EXERCISE OBJECTIVE - From the listing below, copy every line with the word "rate".

RECORDS FOR THE EXERCISE -

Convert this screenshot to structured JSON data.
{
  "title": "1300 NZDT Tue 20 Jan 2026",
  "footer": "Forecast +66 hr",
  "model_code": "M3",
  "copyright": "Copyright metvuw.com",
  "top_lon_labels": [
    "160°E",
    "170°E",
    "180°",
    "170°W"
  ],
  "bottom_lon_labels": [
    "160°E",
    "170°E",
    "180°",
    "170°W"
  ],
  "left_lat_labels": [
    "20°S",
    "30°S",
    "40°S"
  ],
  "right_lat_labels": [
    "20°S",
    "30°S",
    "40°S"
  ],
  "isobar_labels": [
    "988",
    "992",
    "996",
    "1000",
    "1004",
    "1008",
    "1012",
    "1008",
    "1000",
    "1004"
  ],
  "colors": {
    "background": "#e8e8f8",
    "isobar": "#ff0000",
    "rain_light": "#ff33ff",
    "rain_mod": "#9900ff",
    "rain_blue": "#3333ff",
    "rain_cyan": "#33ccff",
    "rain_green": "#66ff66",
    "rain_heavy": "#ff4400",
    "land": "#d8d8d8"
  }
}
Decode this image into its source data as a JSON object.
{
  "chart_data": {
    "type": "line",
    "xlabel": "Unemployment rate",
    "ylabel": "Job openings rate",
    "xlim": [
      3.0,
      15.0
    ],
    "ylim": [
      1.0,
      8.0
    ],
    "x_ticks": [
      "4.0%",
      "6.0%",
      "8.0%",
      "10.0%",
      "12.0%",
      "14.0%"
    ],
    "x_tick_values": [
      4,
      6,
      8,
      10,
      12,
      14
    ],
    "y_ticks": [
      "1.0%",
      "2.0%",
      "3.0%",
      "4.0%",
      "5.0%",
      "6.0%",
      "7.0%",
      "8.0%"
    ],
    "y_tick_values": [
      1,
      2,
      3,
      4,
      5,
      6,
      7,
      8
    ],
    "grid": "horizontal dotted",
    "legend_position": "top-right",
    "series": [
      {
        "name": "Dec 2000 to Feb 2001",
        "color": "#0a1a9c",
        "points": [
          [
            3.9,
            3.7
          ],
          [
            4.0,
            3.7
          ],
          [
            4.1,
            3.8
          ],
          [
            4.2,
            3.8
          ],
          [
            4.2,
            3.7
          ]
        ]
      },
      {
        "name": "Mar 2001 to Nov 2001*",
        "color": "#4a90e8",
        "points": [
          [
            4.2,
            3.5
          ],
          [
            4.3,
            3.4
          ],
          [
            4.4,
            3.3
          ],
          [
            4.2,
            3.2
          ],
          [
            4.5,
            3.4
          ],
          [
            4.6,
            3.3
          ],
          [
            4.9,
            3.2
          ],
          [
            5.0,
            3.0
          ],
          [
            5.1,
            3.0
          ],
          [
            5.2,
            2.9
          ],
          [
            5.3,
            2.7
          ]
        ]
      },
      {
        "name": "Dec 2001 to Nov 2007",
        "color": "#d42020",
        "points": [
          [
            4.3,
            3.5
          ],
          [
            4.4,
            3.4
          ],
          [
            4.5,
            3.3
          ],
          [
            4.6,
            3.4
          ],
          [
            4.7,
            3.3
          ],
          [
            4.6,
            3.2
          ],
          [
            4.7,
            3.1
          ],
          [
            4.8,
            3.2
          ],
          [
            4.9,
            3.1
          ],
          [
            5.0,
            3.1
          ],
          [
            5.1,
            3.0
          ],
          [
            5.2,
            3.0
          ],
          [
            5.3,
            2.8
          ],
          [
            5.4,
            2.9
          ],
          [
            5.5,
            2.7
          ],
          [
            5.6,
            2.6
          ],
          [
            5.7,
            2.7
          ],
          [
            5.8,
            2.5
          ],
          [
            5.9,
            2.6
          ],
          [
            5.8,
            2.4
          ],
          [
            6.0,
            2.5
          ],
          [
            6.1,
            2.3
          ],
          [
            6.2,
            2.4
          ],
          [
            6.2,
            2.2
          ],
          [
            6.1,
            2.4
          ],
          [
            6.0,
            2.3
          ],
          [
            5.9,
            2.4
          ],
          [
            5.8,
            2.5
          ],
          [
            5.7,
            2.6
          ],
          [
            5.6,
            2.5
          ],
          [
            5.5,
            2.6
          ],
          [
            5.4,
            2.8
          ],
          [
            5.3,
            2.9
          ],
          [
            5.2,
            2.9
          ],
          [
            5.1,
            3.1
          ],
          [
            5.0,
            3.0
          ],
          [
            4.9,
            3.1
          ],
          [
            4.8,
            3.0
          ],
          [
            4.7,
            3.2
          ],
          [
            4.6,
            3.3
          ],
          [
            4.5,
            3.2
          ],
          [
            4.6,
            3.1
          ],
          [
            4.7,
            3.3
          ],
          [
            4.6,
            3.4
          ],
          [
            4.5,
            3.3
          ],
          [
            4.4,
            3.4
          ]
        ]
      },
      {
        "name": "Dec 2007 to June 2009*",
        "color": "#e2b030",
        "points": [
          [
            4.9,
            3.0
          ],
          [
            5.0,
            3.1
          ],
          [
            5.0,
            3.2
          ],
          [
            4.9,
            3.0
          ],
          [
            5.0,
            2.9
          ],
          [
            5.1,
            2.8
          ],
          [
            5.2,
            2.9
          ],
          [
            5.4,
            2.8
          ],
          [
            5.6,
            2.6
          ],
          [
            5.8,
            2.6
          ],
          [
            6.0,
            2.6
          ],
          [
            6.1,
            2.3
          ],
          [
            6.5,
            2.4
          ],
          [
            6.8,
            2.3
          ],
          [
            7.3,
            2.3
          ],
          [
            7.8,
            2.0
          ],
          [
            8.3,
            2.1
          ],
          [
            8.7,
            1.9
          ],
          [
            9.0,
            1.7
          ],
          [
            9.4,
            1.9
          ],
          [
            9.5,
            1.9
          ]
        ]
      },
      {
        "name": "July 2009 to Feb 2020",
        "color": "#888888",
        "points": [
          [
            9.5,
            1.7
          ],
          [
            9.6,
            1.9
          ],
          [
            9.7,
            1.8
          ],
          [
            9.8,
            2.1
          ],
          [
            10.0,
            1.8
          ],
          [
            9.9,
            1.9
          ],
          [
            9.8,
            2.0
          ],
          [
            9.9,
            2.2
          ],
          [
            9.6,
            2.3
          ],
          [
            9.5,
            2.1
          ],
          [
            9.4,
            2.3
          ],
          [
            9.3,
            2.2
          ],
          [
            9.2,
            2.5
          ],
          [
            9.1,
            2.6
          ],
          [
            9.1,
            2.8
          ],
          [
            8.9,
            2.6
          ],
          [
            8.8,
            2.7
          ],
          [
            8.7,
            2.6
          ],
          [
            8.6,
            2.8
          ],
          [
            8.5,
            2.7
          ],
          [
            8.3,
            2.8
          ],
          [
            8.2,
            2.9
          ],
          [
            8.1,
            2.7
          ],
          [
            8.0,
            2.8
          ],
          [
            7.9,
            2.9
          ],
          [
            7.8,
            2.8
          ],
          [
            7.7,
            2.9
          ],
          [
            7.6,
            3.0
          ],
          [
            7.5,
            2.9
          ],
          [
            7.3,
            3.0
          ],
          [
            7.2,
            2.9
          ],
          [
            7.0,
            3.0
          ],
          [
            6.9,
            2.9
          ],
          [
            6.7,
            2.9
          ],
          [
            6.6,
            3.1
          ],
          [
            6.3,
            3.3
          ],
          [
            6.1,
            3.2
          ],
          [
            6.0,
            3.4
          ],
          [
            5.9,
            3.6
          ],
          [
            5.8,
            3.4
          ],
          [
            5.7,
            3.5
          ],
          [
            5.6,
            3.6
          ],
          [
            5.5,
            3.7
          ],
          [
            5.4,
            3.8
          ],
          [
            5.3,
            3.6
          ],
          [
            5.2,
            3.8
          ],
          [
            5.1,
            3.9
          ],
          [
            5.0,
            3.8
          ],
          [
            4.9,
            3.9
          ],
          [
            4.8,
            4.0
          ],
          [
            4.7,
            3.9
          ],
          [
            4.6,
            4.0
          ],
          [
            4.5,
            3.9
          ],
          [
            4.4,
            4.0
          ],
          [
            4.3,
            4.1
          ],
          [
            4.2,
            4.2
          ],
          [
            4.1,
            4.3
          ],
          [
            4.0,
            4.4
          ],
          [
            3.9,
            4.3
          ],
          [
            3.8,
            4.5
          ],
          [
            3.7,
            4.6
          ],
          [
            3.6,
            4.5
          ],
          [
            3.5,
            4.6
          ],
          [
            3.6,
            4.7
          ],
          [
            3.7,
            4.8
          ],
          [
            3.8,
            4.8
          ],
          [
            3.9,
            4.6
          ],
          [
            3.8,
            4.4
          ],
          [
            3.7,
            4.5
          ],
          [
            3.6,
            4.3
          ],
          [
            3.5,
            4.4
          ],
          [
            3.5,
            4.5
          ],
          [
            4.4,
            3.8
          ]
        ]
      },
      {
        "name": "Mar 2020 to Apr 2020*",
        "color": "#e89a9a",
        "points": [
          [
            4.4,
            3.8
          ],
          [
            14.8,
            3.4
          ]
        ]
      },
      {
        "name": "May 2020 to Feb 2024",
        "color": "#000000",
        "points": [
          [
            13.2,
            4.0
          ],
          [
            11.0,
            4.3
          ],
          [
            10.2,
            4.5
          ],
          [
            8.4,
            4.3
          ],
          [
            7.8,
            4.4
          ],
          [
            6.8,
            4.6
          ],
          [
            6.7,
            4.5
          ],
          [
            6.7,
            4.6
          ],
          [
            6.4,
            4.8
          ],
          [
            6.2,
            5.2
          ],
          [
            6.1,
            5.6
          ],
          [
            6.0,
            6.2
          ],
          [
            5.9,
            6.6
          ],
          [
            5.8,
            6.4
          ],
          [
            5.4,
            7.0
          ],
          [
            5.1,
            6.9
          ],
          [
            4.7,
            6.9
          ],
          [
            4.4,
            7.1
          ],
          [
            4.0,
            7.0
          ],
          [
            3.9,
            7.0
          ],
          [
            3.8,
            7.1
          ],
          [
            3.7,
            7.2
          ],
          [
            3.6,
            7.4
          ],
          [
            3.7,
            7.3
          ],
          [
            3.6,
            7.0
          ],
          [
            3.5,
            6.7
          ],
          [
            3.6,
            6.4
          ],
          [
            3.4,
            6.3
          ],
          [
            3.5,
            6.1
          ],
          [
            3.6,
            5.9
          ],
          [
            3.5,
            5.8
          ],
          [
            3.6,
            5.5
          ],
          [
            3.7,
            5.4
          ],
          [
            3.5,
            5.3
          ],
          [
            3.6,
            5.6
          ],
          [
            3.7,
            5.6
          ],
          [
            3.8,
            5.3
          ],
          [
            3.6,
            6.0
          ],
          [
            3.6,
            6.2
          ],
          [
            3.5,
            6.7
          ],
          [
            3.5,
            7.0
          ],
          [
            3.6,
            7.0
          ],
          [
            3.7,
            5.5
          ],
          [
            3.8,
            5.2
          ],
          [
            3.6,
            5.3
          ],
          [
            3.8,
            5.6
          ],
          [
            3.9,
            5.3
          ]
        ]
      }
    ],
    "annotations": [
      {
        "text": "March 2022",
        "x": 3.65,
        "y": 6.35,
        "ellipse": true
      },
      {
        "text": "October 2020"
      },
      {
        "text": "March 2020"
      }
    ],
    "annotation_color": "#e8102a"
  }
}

SOLUTION TO THIS EXERCISE -
    "xlabel": "Unemployment rate",
    "ylabel": "Job openings rate",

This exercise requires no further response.